Directions for this task. Among the lines of this listing, determine how many contain the string "иностранным". Answer with the number only.

[Extracted data entries]
•••

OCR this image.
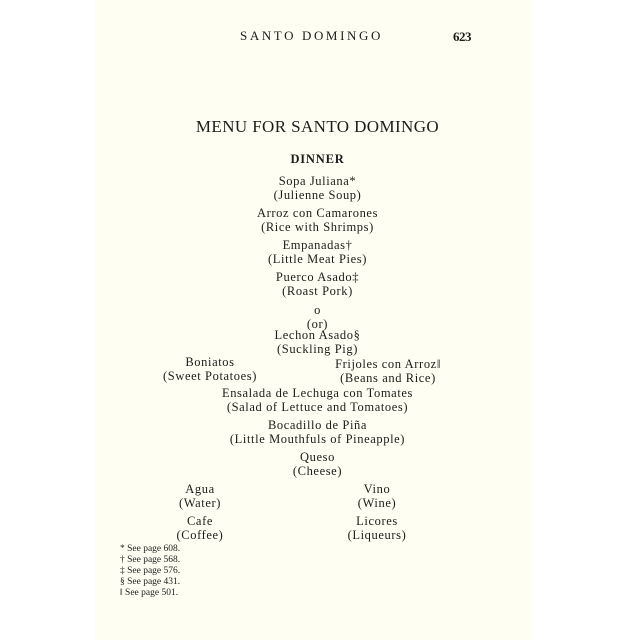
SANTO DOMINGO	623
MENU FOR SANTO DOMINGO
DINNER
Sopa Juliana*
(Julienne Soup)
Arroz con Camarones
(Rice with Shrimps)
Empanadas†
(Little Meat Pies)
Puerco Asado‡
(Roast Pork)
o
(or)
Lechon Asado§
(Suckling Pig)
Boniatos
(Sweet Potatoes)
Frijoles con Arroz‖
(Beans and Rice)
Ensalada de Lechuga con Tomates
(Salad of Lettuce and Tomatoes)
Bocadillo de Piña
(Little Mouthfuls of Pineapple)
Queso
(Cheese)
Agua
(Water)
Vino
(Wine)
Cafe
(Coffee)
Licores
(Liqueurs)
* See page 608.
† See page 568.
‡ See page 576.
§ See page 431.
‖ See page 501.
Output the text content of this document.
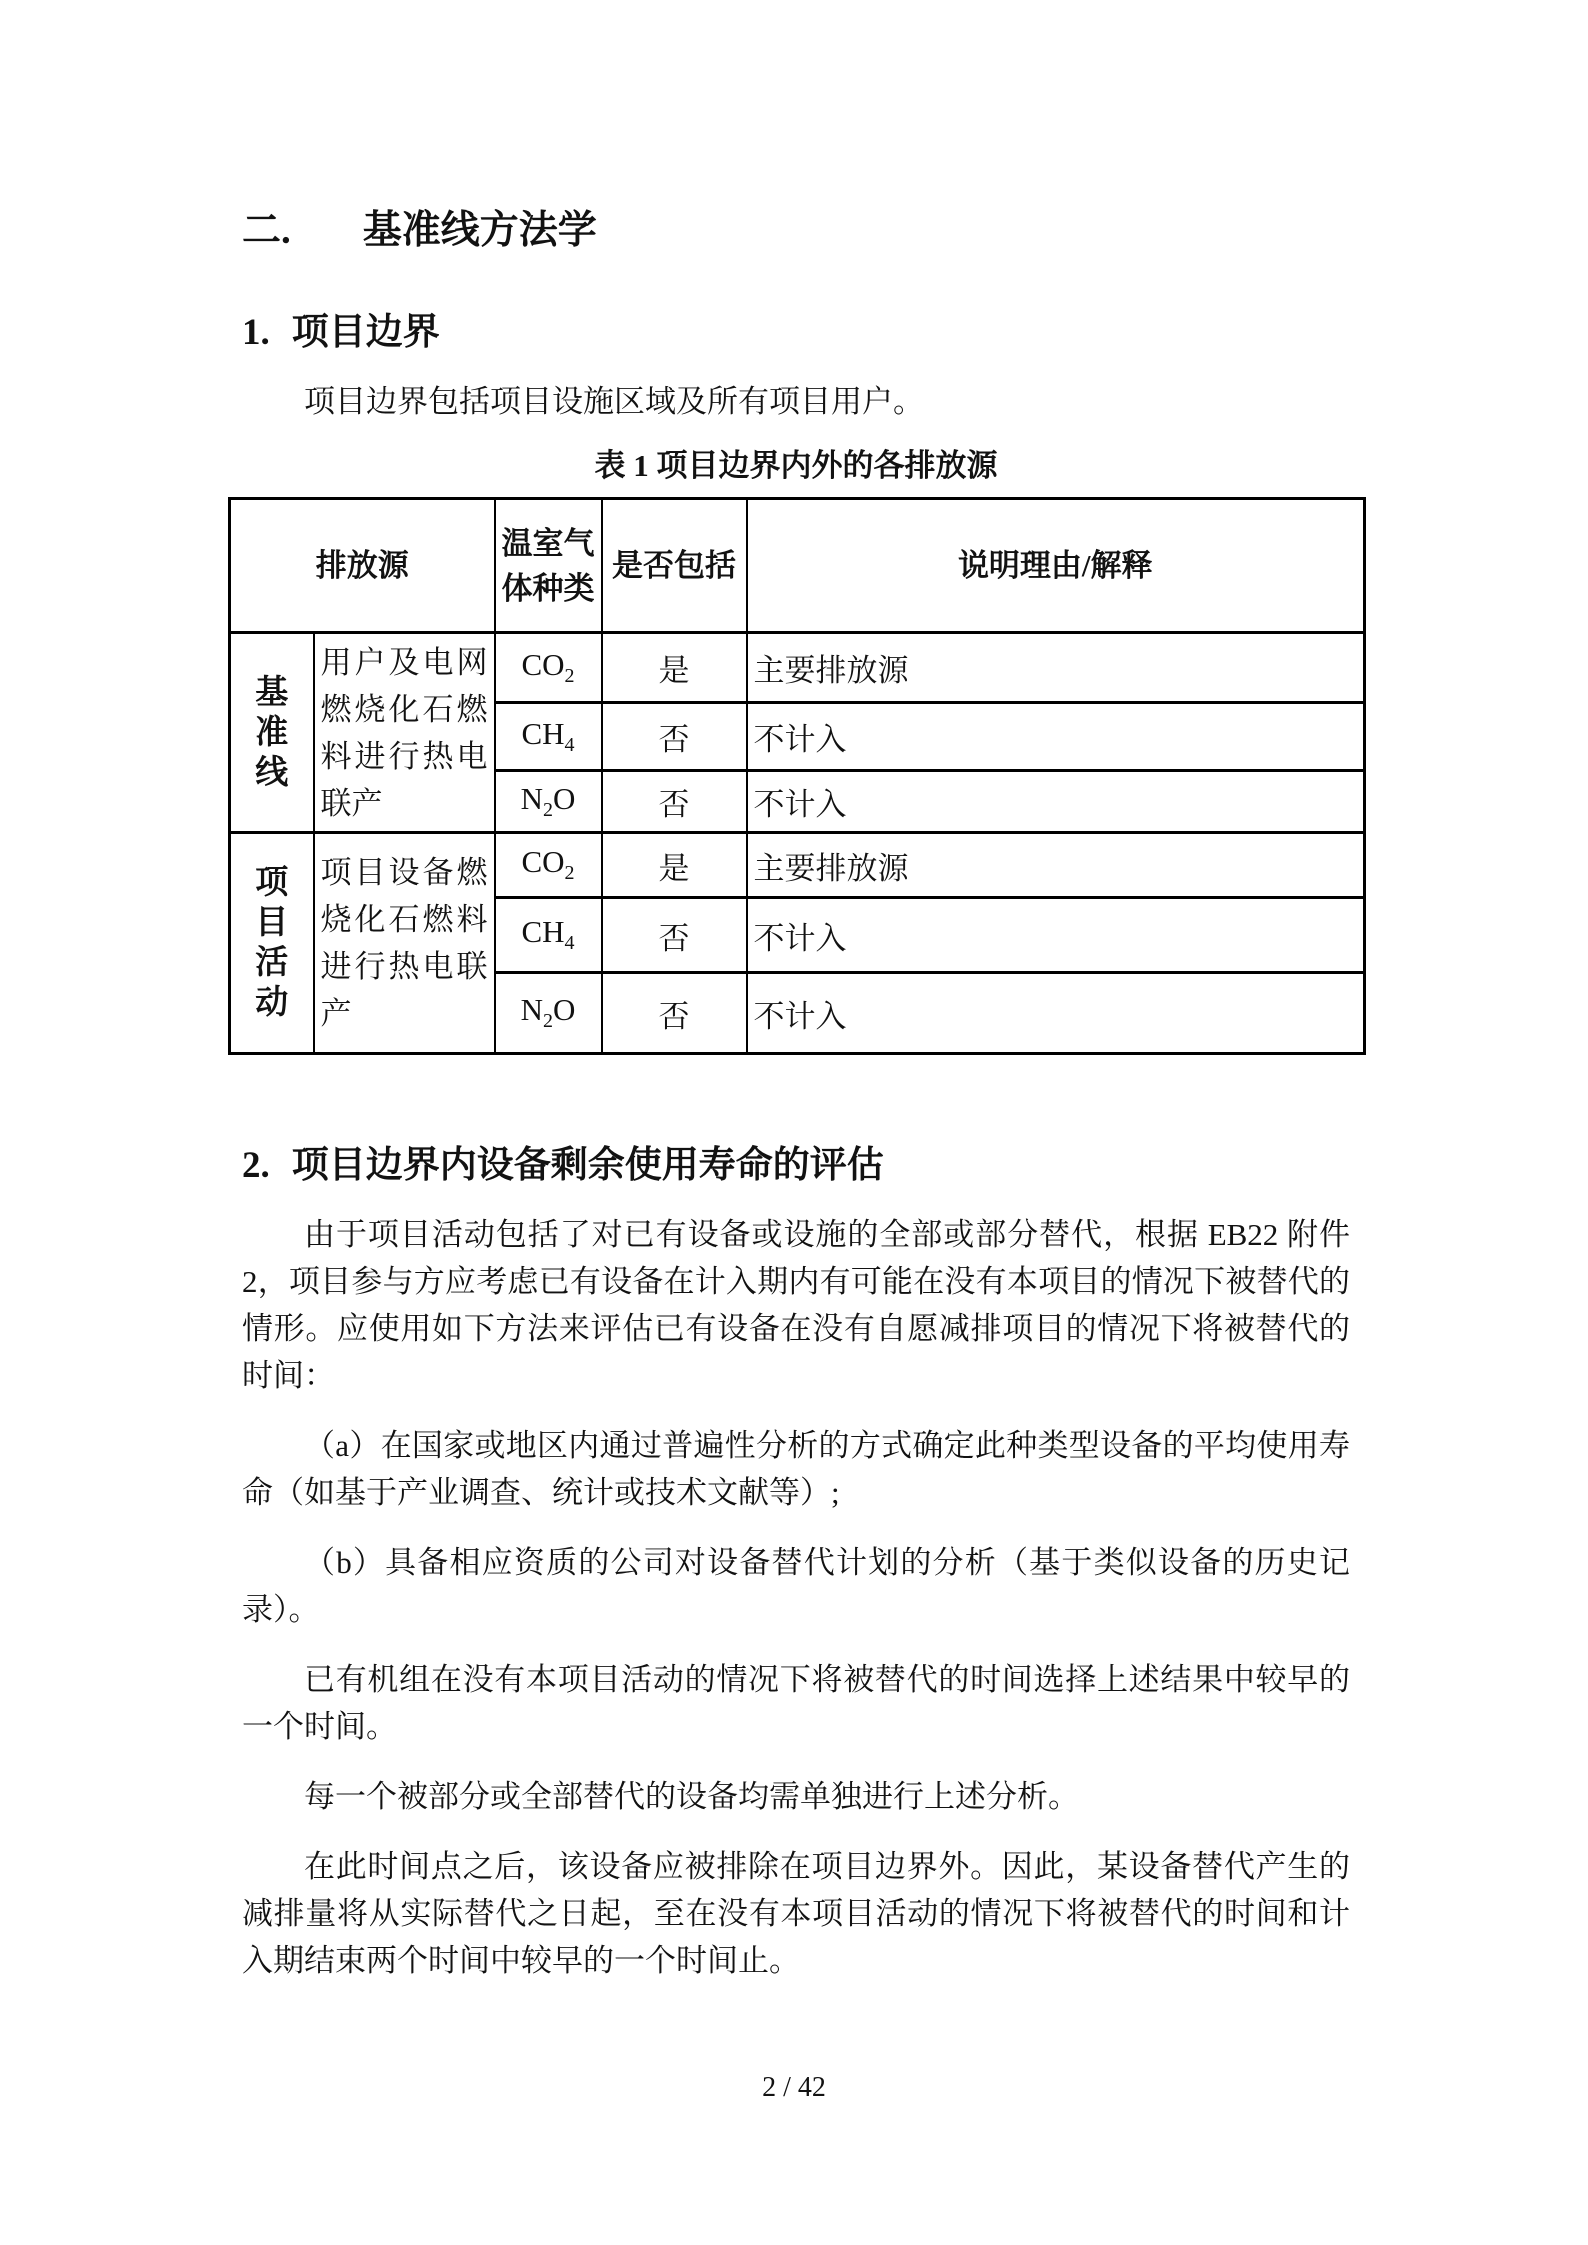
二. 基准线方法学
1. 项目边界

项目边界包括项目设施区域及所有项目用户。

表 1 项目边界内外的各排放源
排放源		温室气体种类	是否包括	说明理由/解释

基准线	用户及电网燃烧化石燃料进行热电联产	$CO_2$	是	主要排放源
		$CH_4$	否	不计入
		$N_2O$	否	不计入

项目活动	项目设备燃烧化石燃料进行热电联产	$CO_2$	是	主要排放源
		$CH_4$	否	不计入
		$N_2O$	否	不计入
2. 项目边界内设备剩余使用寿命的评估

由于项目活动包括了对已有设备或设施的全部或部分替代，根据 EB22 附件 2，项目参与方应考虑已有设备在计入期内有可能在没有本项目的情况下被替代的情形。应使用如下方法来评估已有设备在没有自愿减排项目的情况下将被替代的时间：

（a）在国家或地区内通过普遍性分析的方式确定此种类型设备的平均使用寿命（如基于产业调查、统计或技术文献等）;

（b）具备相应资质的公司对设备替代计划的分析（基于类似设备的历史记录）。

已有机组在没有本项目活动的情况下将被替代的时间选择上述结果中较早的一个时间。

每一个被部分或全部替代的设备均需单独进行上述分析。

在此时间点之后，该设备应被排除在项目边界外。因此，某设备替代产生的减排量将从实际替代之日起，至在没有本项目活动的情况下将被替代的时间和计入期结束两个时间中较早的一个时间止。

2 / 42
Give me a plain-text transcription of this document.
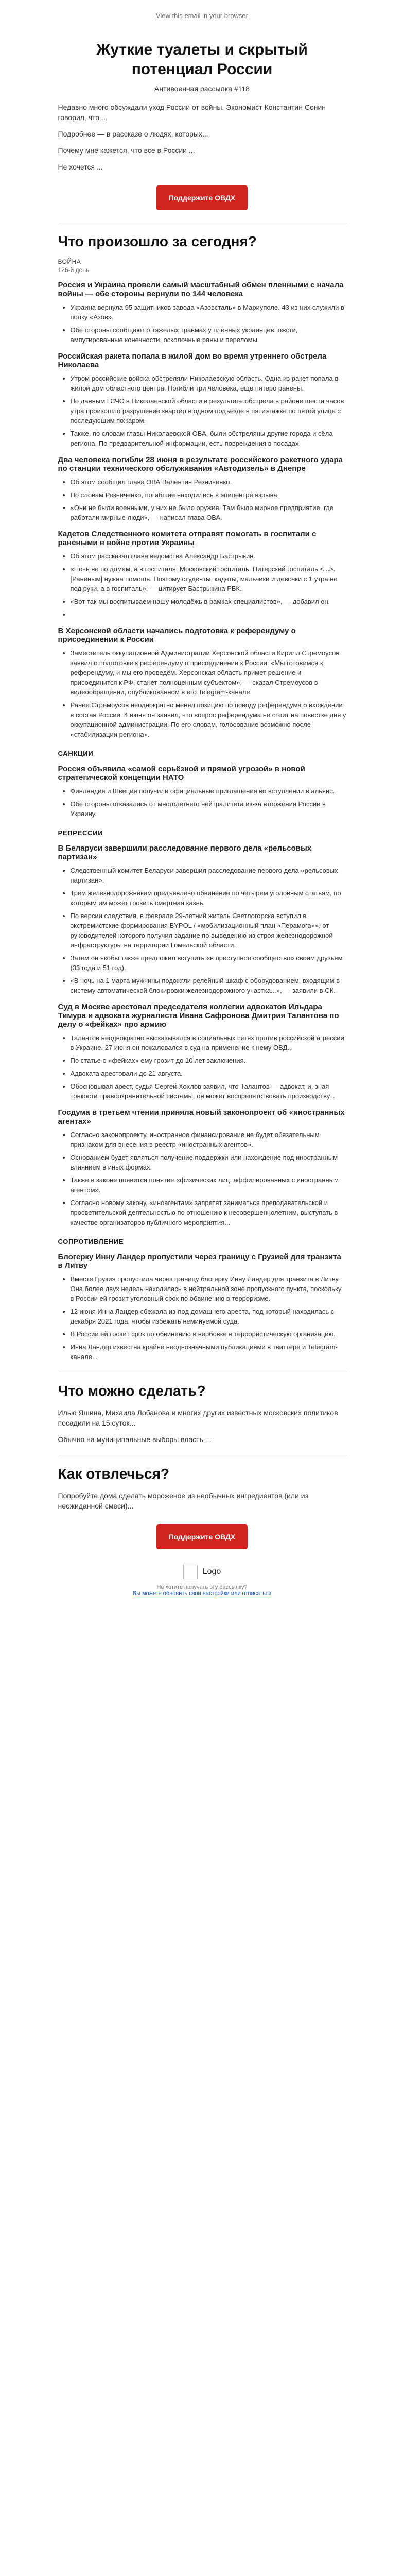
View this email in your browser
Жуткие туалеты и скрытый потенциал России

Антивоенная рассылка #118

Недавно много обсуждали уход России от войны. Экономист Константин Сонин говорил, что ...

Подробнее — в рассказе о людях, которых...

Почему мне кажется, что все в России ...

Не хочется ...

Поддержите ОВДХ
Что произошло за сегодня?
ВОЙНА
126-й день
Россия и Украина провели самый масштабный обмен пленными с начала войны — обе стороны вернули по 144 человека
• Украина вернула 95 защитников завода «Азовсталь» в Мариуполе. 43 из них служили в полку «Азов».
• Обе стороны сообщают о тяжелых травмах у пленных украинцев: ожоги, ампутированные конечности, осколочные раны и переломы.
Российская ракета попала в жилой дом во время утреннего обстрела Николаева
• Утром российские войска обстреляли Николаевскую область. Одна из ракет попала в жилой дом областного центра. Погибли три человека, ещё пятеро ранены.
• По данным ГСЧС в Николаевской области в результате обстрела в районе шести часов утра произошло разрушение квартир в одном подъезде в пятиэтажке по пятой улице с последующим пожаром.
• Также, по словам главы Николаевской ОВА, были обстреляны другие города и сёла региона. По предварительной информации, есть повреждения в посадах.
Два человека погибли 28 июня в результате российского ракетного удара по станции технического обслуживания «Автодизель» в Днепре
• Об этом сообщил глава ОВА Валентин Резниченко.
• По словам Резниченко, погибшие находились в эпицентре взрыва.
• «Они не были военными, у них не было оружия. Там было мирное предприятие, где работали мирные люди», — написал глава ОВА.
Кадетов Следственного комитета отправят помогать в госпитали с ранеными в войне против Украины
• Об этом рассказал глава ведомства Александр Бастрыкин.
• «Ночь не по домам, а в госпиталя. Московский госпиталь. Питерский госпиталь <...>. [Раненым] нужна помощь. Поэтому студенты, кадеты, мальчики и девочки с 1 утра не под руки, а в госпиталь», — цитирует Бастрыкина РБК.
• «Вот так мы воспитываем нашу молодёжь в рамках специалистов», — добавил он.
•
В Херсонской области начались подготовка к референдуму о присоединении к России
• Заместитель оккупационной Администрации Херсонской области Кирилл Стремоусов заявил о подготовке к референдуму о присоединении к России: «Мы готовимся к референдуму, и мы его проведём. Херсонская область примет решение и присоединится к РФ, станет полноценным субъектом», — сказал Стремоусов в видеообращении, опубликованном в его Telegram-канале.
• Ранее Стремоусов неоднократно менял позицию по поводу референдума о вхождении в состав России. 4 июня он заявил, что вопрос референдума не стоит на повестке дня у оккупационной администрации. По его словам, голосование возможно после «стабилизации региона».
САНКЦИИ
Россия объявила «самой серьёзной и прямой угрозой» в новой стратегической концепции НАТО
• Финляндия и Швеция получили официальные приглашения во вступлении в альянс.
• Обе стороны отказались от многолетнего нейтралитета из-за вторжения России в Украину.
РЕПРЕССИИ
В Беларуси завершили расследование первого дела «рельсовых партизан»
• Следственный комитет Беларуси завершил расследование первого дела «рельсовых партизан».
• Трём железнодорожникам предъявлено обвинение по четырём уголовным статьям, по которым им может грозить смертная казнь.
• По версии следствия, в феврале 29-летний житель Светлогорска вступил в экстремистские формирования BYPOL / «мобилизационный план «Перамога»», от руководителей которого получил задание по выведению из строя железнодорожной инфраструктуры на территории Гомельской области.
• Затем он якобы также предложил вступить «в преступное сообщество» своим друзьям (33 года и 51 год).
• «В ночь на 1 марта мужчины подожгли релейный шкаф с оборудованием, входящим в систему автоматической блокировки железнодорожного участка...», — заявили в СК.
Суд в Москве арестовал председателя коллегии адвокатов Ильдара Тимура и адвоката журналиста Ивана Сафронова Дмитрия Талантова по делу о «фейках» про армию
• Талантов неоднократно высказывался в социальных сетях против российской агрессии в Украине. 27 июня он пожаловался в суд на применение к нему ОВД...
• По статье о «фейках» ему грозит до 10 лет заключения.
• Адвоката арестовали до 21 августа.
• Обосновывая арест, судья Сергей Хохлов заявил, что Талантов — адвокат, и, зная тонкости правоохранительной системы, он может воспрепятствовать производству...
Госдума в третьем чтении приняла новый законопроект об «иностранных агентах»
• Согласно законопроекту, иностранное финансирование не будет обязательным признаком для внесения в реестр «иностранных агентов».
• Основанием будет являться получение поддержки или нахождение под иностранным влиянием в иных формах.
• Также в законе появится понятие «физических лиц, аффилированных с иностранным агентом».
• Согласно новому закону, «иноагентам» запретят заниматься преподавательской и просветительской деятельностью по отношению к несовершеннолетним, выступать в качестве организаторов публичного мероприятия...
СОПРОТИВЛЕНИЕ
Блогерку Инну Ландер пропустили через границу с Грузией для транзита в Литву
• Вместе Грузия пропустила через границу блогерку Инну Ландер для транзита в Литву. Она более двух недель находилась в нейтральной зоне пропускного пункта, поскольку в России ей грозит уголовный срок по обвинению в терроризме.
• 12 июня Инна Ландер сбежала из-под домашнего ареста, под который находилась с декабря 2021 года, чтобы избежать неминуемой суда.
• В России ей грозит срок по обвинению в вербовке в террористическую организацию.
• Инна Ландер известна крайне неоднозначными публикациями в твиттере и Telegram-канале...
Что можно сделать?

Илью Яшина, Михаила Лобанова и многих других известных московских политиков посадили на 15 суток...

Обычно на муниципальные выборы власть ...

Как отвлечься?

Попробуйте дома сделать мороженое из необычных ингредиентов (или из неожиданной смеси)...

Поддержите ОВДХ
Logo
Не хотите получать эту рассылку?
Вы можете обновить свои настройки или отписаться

•••

Result of this task. 2